**Problem**. Word for word, print each line of the listing below; pictures stay out.

— START Material provided —

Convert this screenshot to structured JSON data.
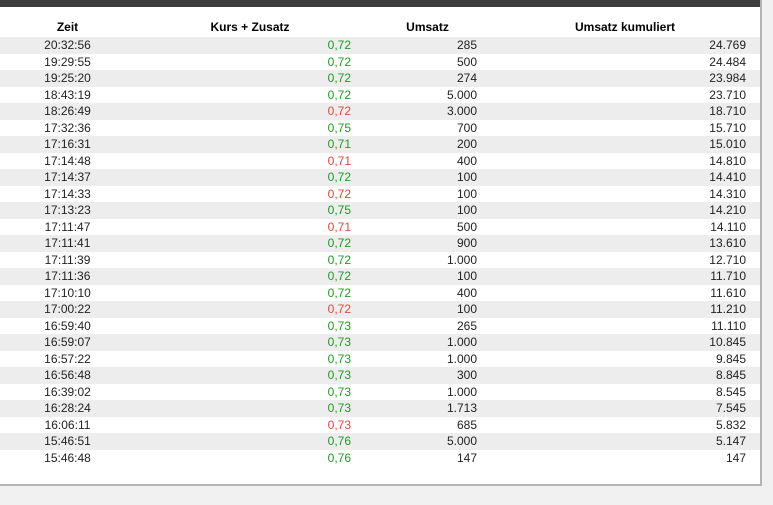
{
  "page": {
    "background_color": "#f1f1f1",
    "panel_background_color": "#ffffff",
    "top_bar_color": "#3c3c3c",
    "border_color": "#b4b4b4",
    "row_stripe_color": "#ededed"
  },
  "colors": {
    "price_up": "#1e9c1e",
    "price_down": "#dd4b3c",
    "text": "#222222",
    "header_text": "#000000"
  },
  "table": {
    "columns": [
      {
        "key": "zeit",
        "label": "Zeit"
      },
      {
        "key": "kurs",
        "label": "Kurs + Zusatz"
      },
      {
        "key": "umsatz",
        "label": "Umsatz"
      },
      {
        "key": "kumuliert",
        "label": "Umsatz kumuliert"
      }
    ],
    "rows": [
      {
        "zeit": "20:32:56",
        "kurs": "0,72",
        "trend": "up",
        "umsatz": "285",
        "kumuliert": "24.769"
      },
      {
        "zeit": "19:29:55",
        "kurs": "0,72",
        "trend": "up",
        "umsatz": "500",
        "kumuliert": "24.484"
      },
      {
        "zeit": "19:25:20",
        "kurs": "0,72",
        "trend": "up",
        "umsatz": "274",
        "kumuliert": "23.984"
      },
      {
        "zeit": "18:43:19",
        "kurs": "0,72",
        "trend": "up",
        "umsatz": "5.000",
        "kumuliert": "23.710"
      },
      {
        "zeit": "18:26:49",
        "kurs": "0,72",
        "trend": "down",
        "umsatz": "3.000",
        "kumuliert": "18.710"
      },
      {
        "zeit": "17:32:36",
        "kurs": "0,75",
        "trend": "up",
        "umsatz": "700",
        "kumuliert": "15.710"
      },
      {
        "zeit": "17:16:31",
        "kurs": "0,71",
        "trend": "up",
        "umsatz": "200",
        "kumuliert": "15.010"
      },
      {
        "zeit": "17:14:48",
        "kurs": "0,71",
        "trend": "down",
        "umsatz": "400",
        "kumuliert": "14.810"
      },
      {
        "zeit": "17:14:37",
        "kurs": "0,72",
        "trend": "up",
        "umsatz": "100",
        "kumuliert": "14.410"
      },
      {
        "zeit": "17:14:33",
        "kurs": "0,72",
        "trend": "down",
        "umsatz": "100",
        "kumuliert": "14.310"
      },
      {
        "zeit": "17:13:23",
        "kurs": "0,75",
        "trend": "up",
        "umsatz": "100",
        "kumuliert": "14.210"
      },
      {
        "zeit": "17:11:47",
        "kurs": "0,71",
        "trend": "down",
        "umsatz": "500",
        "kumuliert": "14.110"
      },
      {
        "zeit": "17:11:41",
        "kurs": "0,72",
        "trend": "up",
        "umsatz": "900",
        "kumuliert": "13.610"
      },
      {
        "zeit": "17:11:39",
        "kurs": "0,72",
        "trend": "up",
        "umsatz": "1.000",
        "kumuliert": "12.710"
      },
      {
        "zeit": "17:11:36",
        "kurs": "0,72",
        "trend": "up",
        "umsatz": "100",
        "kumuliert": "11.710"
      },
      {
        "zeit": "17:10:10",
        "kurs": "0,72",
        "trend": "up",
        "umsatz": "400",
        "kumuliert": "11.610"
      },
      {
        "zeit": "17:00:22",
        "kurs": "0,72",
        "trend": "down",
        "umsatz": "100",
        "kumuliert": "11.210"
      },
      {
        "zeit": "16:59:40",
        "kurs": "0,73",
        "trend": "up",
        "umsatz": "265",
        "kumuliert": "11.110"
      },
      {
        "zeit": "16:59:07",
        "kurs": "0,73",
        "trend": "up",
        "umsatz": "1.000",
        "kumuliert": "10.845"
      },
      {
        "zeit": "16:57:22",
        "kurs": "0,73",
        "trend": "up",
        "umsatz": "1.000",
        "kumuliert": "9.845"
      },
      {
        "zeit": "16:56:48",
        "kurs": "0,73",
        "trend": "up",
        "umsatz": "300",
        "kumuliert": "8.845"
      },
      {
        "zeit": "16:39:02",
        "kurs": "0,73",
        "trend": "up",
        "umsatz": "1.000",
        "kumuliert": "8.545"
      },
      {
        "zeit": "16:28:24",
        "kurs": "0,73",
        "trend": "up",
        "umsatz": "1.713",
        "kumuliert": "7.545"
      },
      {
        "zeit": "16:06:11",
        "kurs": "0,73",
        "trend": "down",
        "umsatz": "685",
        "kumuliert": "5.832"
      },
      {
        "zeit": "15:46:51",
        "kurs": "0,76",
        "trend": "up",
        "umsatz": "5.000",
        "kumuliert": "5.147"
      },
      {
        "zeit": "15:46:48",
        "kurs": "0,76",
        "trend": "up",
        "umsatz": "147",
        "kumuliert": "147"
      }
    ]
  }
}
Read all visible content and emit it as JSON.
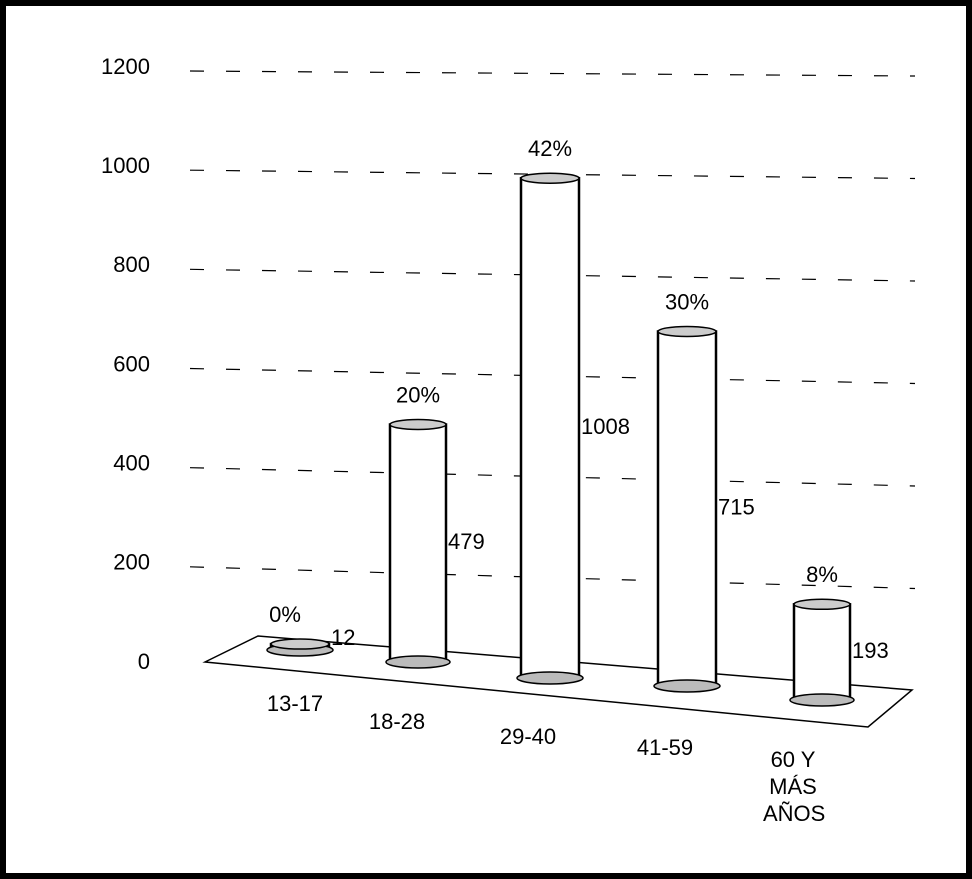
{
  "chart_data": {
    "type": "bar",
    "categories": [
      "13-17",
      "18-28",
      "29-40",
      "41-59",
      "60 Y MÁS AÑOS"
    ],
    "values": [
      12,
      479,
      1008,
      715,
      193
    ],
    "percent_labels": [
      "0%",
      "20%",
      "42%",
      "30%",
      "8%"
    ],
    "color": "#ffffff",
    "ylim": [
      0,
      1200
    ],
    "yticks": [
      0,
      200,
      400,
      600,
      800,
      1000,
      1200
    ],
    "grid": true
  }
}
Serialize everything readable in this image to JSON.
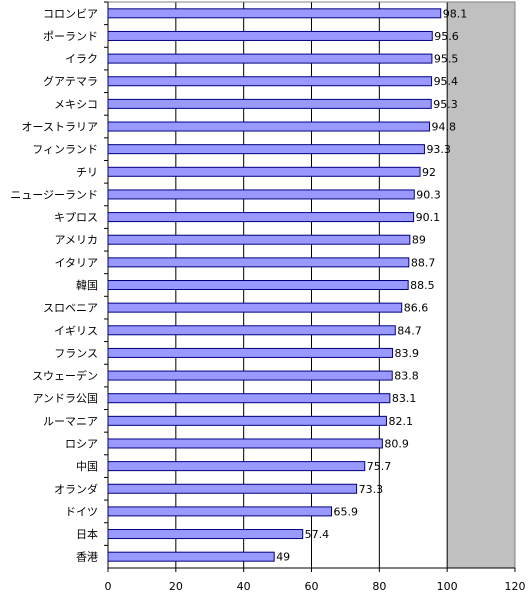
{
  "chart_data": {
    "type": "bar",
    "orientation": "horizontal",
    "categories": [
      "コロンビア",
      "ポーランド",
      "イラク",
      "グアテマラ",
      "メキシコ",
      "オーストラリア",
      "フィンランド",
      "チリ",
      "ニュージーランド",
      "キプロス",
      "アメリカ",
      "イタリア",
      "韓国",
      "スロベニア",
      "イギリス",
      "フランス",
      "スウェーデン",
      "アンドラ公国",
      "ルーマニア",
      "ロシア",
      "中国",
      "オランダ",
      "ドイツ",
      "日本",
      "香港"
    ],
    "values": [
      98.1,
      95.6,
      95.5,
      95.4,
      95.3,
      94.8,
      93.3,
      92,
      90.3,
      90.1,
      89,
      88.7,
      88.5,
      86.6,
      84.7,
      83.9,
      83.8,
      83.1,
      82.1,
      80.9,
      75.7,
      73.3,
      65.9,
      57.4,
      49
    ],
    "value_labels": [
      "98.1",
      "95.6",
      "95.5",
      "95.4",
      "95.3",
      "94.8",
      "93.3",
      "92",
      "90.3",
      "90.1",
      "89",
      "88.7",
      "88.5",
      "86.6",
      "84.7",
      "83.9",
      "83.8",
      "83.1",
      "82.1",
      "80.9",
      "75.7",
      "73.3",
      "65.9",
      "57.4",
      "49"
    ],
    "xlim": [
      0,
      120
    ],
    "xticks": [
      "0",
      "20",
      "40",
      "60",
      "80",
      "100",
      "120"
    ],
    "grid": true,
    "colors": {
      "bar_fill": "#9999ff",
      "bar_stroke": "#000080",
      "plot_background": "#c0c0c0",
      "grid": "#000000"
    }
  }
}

— END Material provided —

**Exercise output**.
Convert this screenshot to structured JSON data.
{
  "page": {
    "background_color": "#f1f1f1",
    "panel_background_color": "#ffffff",
    "top_bar_color": "#3c3c3c",
    "border_color": "#b4b4b4",
    "row_stripe_color": "#ededed"
  },
  "colors": {
    "price_up": "#1e9c1e",
    "price_down": "#dd4b3c",
    "text": "#222222",
    "header_text": "#000000"
  },
  "table": {
    "columns": [
      {
        "key": "zeit",
        "label": "Zeit"
      },
      {
        "key": "kurs",
        "label": "Kurs + Zusatz"
      },
      {
        "key": "umsatz",
        "label": "Umsatz"
      },
      {
        "key": "kumuliert",
        "label": "Umsatz kumuliert"
      }
    ],
    "rows": [
      {
        "zeit": "20:32:56",
        "kurs": "0,72",
        "trend": "up",
        "umsatz": "285",
        "kumuliert": "24.769"
      },
      {
        "zeit": "19:29:55",
        "kurs": "0,72",
        "trend": "up",
        "umsatz": "500",
        "kumuliert": "24.484"
      },
      {
        "zeit": "19:25:20",
        "kurs": "0,72",
        "trend": "up",
        "umsatz": "274",
        "kumuliert": "23.984"
      },
      {
        "zeit": "18:43:19",
        "kurs": "0,72",
        "trend": "up",
        "umsatz": "5.000",
        "kumuliert": "23.710"
      },
      {
        "zeit": "18:26:49",
        "kurs": "0,72",
        "trend": "down",
        "umsatz": "3.000",
        "kumuliert": "18.710"
      },
      {
        "zeit": "17:32:36",
        "kurs": "0,75",
        "trend": "up",
        "umsatz": "700",
        "kumuliert": "15.710"
      },
      {
        "zeit": "17:16:31",
        "kurs": "0,71",
        "trend": "up",
        "umsatz": "200",
        "kumuliert": "15.010"
      },
      {
        "zeit": "17:14:48",
        "kurs": "0,71",
        "trend": "down",
        "umsatz": "400",
        "kumuliert": "14.810"
      },
      {
        "zeit": "17:14:37",
        "kurs": "0,72",
        "trend": "up",
        "umsatz": "100",
        "kumuliert": "14.410"
      },
      {
        "zeit": "17:14:33",
        "kurs": "0,72",
        "trend": "down",
        "umsatz": "100",
        "kumuliert": "14.310"
      },
      {
        "zeit": "17:13:23",
        "kurs": "0,75",
        "trend": "up",
        "umsatz": "100",
        "kumuliert": "14.210"
      },
      {
        "zeit": "17:11:47",
        "kurs": "0,71",
        "trend": "down",
        "umsatz": "500",
        "kumuliert": "14.110"
      },
      {
        "zeit": "17:11:41",
        "kurs": "0,72",
        "trend": "up",
        "umsatz": "900",
        "kumuliert": "13.610"
      },
      {
        "zeit": "17:11:39",
        "kurs": "0,72",
        "trend": "up",
        "umsatz": "1.000",
        "kumuliert": "12.710"
      },
      {
        "zeit": "17:11:36",
        "kurs": "0,72",
        "trend": "up",
        "umsatz": "100",
        "kumuliert": "11.710"
      },
      {
        "zeit": "17:10:10",
        "kurs": "0,72",
        "trend": "up",
        "umsatz": "400",
        "kumuliert": "11.610"
      },
      {
        "zeit": "17:00:22",
        "kurs": "0,72",
        "trend": "down",
        "umsatz": "100",
        "kumuliert": "11.210"
      },
      {
        "zeit": "16:59:40",
        "kurs": "0,73",
        "trend": "up",
        "umsatz": "265",
        "kumuliert": "11.110"
      },
      {
        "zeit": "16:59:07",
        "kurs": "0,73",
        "trend": "up",
        "umsatz": "1.000",
        "kumuliert": "10.845"
      },
      {
        "zeit": "16:57:22",
        "kurs": "0,73",
        "trend": "up",
        "umsatz": "1.000",
        "kumuliert": "9.845"
      },
      {
        "zeit": "16:56:48",
        "kurs": "0,73",
        "trend": "up",
        "umsatz": "300",
        "kumuliert": "8.845"
      },
      {
        "zeit": "16:39:02",
        "kurs": "0,73",
        "trend": "up",
        "umsatz": "1.000",
        "kumuliert": "8.545"
      },
      {
        "zeit": "16:28:24",
        "kurs": "0,73",
        "trend": "up",
        "umsatz": "1.713",
        "kumuliert": "7.545"
      },
      {
        "zeit": "16:06:11",
        "kurs": "0,73",
        "trend": "down",
        "umsatz": "685",
        "kumuliert": "5.832"
      },
      {
        "zeit": "15:46:51",
        "kurs": "0,76",
        "trend": "up",
        "umsatz": "5.000",
        "kumuliert": "5.147"
      },
      {
        "zeit": "15:46:48",
        "kurs": "0,76",
        "trend": "up",
        "umsatz": "147",
        "kumuliert": "147"
      }
    ]
  }
}
Read all visible content and emit it as JSON.
{
  "chart_data": {
    "type": "bar",
    "categories": [
      "13-17",
      "18-28",
      "29-40",
      "41-59",
      "60 Y MÁS AÑOS"
    ],
    "values": [
      12,
      479,
      1008,
      715,
      193
    ],
    "percent_labels": [
      "0%",
      "20%",
      "42%",
      "30%",
      "8%"
    ],
    "color": "#ffffff",
    "ylim": [
      0,
      1200
    ],
    "yticks": [
      0,
      200,
      400,
      600,
      800,
      1000,
      1200
    ],
    "grid": true
  }
}
Serialize everything readable in this image to JSON.
{
  "chart_data": {
    "type": "bar",
    "orientation": "horizontal",
    "categories": [
      "コロンビア",
      "ポーランド",
      "イラク",
      "グアテマラ",
      "メキシコ",
      "オーストラリア",
      "フィンランド",
      "チリ",
      "ニュージーランド",
      "キプロス",
      "アメリカ",
      "イタリア",
      "韓国",
      "スロベニア",
      "イギリス",
      "フランス",
      "スウェーデン",
      "アンドラ公国",
      "ルーマニア",
      "ロシア",
      "中国",
      "オランダ",
      "ドイツ",
      "日本",
      "香港"
    ],
    "values": [
      98.1,
      95.6,
      95.5,
      95.4,
      95.3,
      94.8,
      93.3,
      92,
      90.3,
      90.1,
      89,
      88.7,
      88.5,
      86.6,
      84.7,
      83.9,
      83.8,
      83.1,
      82.1,
      80.9,
      75.7,
      73.3,
      65.9,
      57.4,
      49
    ],
    "value_labels": [
      "98.1",
      "95.6",
      "95.5",
      "95.4",
      "95.3",
      "94.8",
      "93.3",
      "92",
      "90.3",
      "90.1",
      "89",
      "88.7",
      "88.5",
      "86.6",
      "84.7",
      "83.9",
      "83.8",
      "83.1",
      "82.1",
      "80.9",
      "75.7",
      "73.3",
      "65.9",
      "57.4",
      "49"
    ],
    "xlim": [
      0,
      120
    ],
    "xticks": [
      "0",
      "20",
      "40",
      "60",
      "80",
      "100",
      "120"
    ],
    "grid": true,
    "colors": {
      "bar_fill": "#9999ff",
      "bar_stroke": "#000080",
      "plot_background": "#c0c0c0",
      "grid": "#000000"
    }
  }
}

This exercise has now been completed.